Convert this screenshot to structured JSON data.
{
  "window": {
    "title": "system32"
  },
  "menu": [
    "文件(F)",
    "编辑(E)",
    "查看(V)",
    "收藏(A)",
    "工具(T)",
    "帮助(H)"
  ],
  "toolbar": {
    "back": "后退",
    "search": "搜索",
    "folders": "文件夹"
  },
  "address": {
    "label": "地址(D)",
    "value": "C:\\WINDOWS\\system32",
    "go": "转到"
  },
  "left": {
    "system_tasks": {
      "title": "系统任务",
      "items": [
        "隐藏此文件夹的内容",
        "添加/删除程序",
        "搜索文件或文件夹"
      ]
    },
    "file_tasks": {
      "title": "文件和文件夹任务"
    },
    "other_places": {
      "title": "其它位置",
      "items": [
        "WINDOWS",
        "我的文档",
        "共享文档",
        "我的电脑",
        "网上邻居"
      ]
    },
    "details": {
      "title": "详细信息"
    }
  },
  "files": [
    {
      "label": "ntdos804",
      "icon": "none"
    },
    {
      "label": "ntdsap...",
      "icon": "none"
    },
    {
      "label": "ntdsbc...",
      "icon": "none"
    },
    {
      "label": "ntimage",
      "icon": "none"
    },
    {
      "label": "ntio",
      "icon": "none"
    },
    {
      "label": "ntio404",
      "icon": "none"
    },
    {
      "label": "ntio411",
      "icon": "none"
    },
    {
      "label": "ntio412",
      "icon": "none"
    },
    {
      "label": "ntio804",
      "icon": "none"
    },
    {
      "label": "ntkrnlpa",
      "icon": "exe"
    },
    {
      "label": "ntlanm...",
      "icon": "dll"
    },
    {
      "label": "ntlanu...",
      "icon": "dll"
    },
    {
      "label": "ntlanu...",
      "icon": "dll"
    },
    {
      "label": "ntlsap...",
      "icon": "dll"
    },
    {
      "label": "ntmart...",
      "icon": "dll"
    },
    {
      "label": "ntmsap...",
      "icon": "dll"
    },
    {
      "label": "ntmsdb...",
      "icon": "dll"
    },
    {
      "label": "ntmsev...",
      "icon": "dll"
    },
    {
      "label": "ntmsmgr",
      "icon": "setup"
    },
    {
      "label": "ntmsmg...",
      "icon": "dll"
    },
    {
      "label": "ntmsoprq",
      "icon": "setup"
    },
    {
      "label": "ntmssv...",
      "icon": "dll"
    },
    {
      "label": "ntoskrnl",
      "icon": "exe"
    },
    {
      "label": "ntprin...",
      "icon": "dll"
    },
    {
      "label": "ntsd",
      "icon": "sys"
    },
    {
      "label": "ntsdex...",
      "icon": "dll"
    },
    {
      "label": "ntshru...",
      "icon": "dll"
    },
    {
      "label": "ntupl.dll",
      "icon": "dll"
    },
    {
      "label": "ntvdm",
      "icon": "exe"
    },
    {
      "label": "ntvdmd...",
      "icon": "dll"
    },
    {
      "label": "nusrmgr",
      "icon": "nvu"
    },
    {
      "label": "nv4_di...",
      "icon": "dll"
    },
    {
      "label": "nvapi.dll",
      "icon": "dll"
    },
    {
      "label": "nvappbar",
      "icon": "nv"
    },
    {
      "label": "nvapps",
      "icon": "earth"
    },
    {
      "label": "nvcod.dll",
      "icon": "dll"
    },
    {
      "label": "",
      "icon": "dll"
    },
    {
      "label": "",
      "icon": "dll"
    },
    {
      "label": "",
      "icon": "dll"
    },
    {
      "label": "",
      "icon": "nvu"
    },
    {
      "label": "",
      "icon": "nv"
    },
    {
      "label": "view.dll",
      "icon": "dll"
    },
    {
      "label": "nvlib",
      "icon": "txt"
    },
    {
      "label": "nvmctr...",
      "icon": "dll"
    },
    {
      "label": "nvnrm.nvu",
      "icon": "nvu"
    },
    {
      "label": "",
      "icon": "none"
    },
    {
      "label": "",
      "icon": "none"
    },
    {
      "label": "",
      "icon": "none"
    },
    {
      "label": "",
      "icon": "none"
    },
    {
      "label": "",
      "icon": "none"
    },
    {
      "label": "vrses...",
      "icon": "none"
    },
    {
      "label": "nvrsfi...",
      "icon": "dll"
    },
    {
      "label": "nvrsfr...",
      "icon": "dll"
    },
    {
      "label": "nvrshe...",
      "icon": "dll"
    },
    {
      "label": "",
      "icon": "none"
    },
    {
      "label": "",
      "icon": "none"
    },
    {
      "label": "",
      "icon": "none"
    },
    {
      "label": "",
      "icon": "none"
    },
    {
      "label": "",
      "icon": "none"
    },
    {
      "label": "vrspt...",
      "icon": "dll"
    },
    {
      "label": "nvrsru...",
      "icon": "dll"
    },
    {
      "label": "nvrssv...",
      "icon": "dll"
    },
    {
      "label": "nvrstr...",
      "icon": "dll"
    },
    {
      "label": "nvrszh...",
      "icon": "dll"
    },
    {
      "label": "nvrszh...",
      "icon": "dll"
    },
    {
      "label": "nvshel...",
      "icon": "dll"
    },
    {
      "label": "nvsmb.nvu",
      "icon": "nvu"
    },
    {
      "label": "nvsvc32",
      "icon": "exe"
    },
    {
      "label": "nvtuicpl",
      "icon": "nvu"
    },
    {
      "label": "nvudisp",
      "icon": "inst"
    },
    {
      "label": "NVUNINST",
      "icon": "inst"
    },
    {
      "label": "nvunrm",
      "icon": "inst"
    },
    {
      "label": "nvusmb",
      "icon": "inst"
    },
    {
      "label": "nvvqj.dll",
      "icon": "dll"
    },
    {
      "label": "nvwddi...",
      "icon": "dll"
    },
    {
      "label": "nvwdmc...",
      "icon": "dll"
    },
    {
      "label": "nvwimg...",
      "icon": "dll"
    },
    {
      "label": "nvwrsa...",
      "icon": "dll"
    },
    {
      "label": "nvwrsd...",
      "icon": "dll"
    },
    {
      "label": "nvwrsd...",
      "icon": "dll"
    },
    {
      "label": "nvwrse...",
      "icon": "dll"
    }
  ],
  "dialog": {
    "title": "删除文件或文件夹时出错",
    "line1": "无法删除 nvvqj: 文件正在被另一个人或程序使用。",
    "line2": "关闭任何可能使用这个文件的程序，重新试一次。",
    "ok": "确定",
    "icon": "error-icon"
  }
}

-------------------------

▶ EXERCISE: The whole listing above needs to be written out again exactly.

▶ COMPLETE RESPONSE:
Convert this screenshot to structured JSON data.
{
  "window": {
    "title": "system32"
  },
  "menu": [
    "文件(F)",
    "编辑(E)",
    "查看(V)",
    "收藏(A)",
    "工具(T)",
    "帮助(H)"
  ],
  "toolbar": {
    "back": "后退",
    "search": "搜索",
    "folders": "文件夹"
  },
  "address": {
    "label": "地址(D)",
    "value": "C:\\WINDOWS\\system32",
    "go": "转到"
  },
  "left": {
    "system_tasks": {
      "title": "系统任务",
      "items": [
        "隐藏此文件夹的内容",
        "添加/删除程序",
        "搜索文件或文件夹"
      ]
    },
    "file_tasks": {
      "title": "文件和文件夹任务"
    },
    "other_places": {
      "title": "其它位置",
      "items": [
        "WINDOWS",
        "我的文档",
        "共享文档",
        "我的电脑",
        "网上邻居"
      ]
    },
    "details": {
      "title": "详细信息"
    }
  },
  "files": [
    {
      "label": "ntdos804",
      "icon": "none"
    },
    {
      "label": "ntdsap...",
      "icon": "none"
    },
    {
      "label": "ntdsbc...",
      "icon": "none"
    },
    {
      "label": "ntimage",
      "icon": "none"
    },
    {
      "label": "ntio",
      "icon": "none"
    },
    {
      "label": "ntio404",
      "icon": "none"
    },
    {
      "label": "ntio411",
      "icon": "none"
    },
    {
      "label": "ntio412",
      "icon": "none"
    },
    {
      "label": "ntio804",
      "icon": "none"
    },
    {
      "label": "ntkrnlpa",
      "icon": "exe"
    },
    {
      "label": "ntlanm...",
      "icon": "dll"
    },
    {
      "label": "ntlanu...",
      "icon": "dll"
    },
    {
      "label": "ntlanu...",
      "icon": "dll"
    },
    {
      "label": "ntlsap...",
      "icon": "dll"
    },
    {
      "label": "ntmart...",
      "icon": "dll"
    },
    {
      "label": "ntmsap...",
      "icon": "dll"
    },
    {
      "label": "ntmsdb...",
      "icon": "dll"
    },
    {
      "label": "ntmsev...",
      "icon": "dll"
    },
    {
      "label": "ntmsmgr",
      "icon": "setup"
    },
    {
      "label": "ntmsmg...",
      "icon": "dll"
    },
    {
      "label": "ntmsoprq",
      "icon": "setup"
    },
    {
      "label": "ntmssv...",
      "icon": "dll"
    },
    {
      "label": "ntoskrnl",
      "icon": "exe"
    },
    {
      "label": "ntprin...",
      "icon": "dll"
    },
    {
      "label": "ntsd",
      "icon": "sys"
    },
    {
      "label": "ntsdex...",
      "icon": "dll"
    },
    {
      "label": "ntshru...",
      "icon": "dll"
    },
    {
      "label": "ntupl.dll",
      "icon": "dll"
    },
    {
      "label": "ntvdm",
      "icon": "exe"
    },
    {
      "label": "ntvdmd...",
      "icon": "dll"
    },
    {
      "label": "nusrmgr",
      "icon": "nvu"
    },
    {
      "label": "nv4_di...",
      "icon": "dll"
    },
    {
      "label": "nvapi.dll",
      "icon": "dll"
    },
    {
      "label": "nvappbar",
      "icon": "nv"
    },
    {
      "label": "nvapps",
      "icon": "earth"
    },
    {
      "label": "nvcod.dll",
      "icon": "dll"
    },
    {
      "label": "",
      "icon": "dll"
    },
    {
      "label": "",
      "icon": "dll"
    },
    {
      "label": "",
      "icon": "dll"
    },
    {
      "label": "",
      "icon": "nvu"
    },
    {
      "label": "",
      "icon": "nv"
    },
    {
      "label": "view.dll",
      "icon": "dll"
    },
    {
      "label": "nvlib",
      "icon": "txt"
    },
    {
      "label": "nvmctr...",
      "icon": "dll"
    },
    {
      "label": "nvnrm.nvu",
      "icon": "nvu"
    },
    {
      "label": "",
      "icon": "none"
    },
    {
      "label": "",
      "icon": "none"
    },
    {
      "label": "",
      "icon": "none"
    },
    {
      "label": "",
      "icon": "none"
    },
    {
      "label": "",
      "icon": "none"
    },
    {
      "label": "vrses...",
      "icon": "none"
    },
    {
      "label": "nvrsfi...",
      "icon": "dll"
    },
    {
      "label": "nvrsfr...",
      "icon": "dll"
    },
    {
      "label": "nvrshe...",
      "icon": "dll"
    },
    {
      "label": "",
      "icon": "none"
    },
    {
      "label": "",
      "icon": "none"
    },
    {
      "label": "",
      "icon": "none"
    },
    {
      "label": "",
      "icon": "none"
    },
    {
      "label": "",
      "icon": "none"
    },
    {
      "label": "vrspt...",
      "icon": "dll"
    },
    {
      "label": "nvrsru...",
      "icon": "dll"
    },
    {
      "label": "nvrssv...",
      "icon": "dll"
    },
    {
      "label": "nvrstr...",
      "icon": "dll"
    },
    {
      "label": "nvrszh...",
      "icon": "dll"
    },
    {
      "label": "nvrszh...",
      "icon": "dll"
    },
    {
      "label": "nvshel...",
      "icon": "dll"
    },
    {
      "label": "nvsmb.nvu",
      "icon": "nvu"
    },
    {
      "label": "nvsvc32",
      "icon": "exe"
    },
    {
      "label": "nvtuicpl",
      "icon": "nvu"
    },
    {
      "label": "nvudisp",
      "icon": "inst"
    },
    {
      "label": "NVUNINST",
      "icon": "inst"
    },
    {
      "label": "nvunrm",
      "icon": "inst"
    },
    {
      "label": "nvusmb",
      "icon": "inst"
    },
    {
      "label": "nvvqj.dll",
      "icon": "dll"
    },
    {
      "label": "nvwddi...",
      "icon": "dll"
    },
    {
      "label": "nvwdmc...",
      "icon": "dll"
    },
    {
      "label": "nvwimg...",
      "icon": "dll"
    },
    {
      "label": "nvwrsa...",
      "icon": "dll"
    },
    {
      "label": "nvwrsd...",
      "icon": "dll"
    },
    {
      "label": "nvwrsd...",
      "icon": "dll"
    },
    {
      "label": "nvwrse...",
      "icon": "dll"
    }
  ],
  "dialog": {
    "title": "删除文件或文件夹时出错",
    "line1": "无法删除 nvvqj: 文件正在被另一个人或程序使用。",
    "line2": "关闭任何可能使用这个文件的程序，重新试一次。",
    "ok": "确定",
    "icon": "error-icon"
  }
}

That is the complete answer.